Reproduce the listing below verbatim.

Records contained in a dataset
────
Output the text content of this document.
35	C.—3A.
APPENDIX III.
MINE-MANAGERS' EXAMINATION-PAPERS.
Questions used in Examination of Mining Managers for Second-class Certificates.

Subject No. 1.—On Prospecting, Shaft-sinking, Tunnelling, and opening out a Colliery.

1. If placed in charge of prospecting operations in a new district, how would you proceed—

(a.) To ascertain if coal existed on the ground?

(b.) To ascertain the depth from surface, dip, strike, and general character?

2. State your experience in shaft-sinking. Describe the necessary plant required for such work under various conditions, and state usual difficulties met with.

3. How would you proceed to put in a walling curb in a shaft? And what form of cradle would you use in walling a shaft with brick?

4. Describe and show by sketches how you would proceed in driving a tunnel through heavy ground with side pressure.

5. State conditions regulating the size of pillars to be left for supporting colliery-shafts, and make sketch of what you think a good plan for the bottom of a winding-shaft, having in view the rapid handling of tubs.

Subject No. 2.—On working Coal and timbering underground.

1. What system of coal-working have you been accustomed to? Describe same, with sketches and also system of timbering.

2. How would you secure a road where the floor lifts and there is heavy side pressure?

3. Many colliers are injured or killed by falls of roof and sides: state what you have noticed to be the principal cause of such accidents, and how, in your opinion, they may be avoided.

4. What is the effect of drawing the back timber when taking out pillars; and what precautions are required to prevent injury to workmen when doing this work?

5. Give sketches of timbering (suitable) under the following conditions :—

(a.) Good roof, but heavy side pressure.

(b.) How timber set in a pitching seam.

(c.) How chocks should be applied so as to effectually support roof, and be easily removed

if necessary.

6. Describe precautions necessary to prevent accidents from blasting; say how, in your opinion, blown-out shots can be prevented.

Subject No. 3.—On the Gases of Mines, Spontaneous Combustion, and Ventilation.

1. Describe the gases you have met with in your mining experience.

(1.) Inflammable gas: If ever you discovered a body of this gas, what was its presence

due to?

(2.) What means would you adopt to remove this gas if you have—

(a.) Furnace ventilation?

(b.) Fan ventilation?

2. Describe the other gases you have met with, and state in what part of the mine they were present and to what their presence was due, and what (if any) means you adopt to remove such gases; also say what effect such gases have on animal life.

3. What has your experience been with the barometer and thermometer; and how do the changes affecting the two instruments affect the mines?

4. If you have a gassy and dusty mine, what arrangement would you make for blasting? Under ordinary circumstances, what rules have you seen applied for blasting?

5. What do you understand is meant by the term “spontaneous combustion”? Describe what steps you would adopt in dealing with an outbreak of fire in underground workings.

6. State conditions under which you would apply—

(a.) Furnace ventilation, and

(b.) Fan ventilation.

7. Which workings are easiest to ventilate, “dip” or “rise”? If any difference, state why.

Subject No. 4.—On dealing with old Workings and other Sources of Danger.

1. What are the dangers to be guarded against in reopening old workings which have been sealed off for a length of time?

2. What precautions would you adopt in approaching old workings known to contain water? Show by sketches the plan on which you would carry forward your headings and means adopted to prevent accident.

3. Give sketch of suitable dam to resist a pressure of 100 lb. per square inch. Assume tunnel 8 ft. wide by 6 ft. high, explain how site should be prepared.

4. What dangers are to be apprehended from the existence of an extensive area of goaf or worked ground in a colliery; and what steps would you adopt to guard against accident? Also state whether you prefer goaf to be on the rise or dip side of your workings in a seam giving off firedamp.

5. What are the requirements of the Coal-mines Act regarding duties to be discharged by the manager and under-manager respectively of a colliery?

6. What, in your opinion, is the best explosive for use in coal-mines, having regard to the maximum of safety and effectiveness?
────
WRITTEN RESPONSE
Output the text content of this document.
35	C.—3A.
APPENDIX III.
MINE-MANAGERS' EXAMINATION-PAPERS.
Questions used in Examination of Mining Managers for Second-class Certificates.

Subject No. 1.—On Prospecting, Shaft-sinking, Tunnelling, and opening out a Colliery.

1. If placed in charge of prospecting operations in a new district, how would you proceed—

(a.) To ascertain if coal existed on the ground?

(b.) To ascertain the depth from surface, dip, strike, and general character?

2. State your experience in shaft-sinking. Describe the necessary plant required for such work under various conditions, and state usual difficulties met with.

3. How would you proceed to put in a walling curb in a shaft? And what form of cradle would you use in walling a shaft with brick?

4. Describe and show by sketches how you would proceed in driving a tunnel through heavy ground with side pressure.

5. State conditions regulating the size of pillars to be left for supporting colliery-shafts, and make sketch of what you think a good plan for the bottom of a winding-shaft, having in view the rapid handling of tubs.

Subject No. 2.—On working Coal and timbering underground.

1. What system of coal-working have you been accustomed to? Describe same, with sketches and also system of timbering.

2. How would you secure a road where the floor lifts and there is heavy side pressure?

3. Many colliers are injured or killed by falls of roof and sides: state what you have noticed to be the principal cause of such accidents, and how, in your opinion, they may be avoided.

4. What is the effect of drawing the back timber when taking out pillars; and what precautions are required to prevent injury to workmen when doing this work?

5. Give sketches of timbering (suitable) under the following conditions :—

(a.) Good roof, but heavy side pressure.

(b.) How timber set in a pitching seam.

(c.) How chocks should be applied so as to effectually support roof, and be easily removed

if necessary.

6. Describe precautions necessary to prevent accidents from blasting; say how, in your opinion, blown-out shots can be prevented.

Subject No. 3.—On the Gases of Mines, Spontaneous Combustion, and Ventilation.

1. Describe the gases you have met with in your mining experience.

(1.) Inflammable gas: If ever you discovered a body of this gas, what was its presence

due to?

(2.) What means would you adopt to remove this gas if you have—

(a.) Furnace ventilation?

(b.) Fan ventilation?

2. Describe the other gases you have met with, and state in what part of the mine they were present and to what their presence was due, and what (if any) means you adopt to remove such gases; also say what effect such gases have on animal life.

3. What has your experience been with the barometer and thermometer; and how do the changes affecting the two instruments affect the mines?

4. If you have a gassy and dusty mine, what arrangement would you make for blasting? Under ordinary circumstances, what rules have you seen applied for blasting?

5. What do you understand is meant by the term “spontaneous combustion”? Describe what steps you would adopt in dealing with an outbreak of fire in underground workings.

6. State conditions under which you would apply—

(a.) Furnace ventilation, and

(b.) Fan ventilation.

7. Which workings are easiest to ventilate, “dip” or “rise”? If any difference, state why.

Subject No. 4.—On dealing with old Workings and other Sources of Danger.

1. What are the dangers to be guarded against in reopening old workings which have been sealed off for a length of time?

2. What precautions would you adopt in approaching old workings known to contain water? Show by sketches the plan on which you would carry forward your headings and means adopted to prevent accident.

3. Give sketch of suitable dam to resist a pressure of 100 lb. per square inch. Assume tunnel 8 ft. wide by 6 ft. high, explain how site should be prepared.

4. What dangers are to be apprehended from the existence of an extensive area of goaf or worked ground in a colliery; and what steps would you adopt to guard against accident? Also state whether you prefer goaf to be on the rise or dip side of your workings in a seam giving off firedamp.

5. What are the requirements of the Coal-mines Act regarding duties to be discharged by the manager and under-manager respectively of a colliery?

6. What, in your opinion, is the best explosive for use in coal-mines, having regard to the maximum of safety and effectiveness?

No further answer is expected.